[BEGIN THE INPUT]

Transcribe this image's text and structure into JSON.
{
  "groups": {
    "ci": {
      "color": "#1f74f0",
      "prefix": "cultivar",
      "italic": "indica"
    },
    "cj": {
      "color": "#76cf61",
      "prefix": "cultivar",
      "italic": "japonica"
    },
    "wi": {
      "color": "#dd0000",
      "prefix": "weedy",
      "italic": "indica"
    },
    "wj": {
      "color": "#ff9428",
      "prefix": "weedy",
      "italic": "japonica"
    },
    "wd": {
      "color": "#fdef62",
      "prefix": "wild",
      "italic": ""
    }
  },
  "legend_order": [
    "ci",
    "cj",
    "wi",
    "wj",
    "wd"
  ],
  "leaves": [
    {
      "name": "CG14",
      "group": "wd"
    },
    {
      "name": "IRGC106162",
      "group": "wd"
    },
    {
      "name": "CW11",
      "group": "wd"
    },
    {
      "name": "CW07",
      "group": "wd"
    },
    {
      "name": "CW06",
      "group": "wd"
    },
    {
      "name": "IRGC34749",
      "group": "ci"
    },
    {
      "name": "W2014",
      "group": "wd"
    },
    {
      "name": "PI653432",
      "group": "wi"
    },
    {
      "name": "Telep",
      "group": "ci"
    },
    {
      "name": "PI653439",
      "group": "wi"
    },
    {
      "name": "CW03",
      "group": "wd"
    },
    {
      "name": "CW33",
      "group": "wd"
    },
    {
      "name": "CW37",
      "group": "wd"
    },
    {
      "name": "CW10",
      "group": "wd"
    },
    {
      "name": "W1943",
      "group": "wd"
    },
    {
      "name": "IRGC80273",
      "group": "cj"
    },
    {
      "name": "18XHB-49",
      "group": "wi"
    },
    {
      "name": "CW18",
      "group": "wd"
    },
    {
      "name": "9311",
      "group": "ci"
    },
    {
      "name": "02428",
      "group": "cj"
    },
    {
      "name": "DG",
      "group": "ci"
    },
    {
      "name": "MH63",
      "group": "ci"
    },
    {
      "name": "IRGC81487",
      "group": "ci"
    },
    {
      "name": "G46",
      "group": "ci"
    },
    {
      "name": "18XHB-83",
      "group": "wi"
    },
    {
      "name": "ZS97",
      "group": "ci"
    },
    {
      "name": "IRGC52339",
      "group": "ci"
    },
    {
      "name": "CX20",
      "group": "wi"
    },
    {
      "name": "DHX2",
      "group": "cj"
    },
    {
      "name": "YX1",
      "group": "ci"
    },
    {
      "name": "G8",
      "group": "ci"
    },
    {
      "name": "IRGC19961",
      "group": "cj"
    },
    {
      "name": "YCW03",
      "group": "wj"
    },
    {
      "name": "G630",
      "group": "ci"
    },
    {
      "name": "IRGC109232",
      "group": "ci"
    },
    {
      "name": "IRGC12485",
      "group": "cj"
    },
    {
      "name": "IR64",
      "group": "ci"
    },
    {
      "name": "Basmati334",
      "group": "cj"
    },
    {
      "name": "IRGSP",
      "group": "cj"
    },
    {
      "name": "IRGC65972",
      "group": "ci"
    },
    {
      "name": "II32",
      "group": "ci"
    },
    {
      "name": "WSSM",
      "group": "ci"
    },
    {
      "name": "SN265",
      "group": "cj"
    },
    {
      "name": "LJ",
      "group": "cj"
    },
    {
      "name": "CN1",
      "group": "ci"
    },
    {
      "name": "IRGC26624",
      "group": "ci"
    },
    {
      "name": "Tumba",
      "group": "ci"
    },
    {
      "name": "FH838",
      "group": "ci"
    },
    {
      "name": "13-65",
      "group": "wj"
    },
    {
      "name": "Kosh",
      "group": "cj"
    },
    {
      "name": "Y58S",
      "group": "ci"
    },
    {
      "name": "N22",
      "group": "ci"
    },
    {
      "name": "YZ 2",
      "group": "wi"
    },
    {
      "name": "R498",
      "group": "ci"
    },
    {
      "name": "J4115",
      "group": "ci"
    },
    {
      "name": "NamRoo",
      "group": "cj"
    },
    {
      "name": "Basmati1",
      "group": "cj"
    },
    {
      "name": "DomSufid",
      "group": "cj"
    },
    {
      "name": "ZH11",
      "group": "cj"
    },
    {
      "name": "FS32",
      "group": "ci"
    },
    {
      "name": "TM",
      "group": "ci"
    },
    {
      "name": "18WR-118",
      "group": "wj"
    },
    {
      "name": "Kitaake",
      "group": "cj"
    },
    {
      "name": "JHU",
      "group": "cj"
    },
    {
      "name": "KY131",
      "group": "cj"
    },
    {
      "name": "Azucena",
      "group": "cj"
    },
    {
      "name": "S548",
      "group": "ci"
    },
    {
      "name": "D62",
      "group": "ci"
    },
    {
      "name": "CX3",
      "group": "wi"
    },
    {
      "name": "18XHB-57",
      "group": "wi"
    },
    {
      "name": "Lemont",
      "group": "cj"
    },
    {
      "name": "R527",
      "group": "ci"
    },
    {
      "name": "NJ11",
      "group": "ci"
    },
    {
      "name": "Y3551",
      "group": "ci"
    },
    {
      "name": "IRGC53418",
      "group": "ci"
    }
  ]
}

[END THE INPUT]

STATED PROBLEM – Find the string "color" in the listing and return every line that holds it.

TASK SOLUTION –
      "color": "#1f74f0",
      "color": "#76cf61",
      "color": "#dd0000",
      "color": "#ff9428",
      "color": "#fdef62",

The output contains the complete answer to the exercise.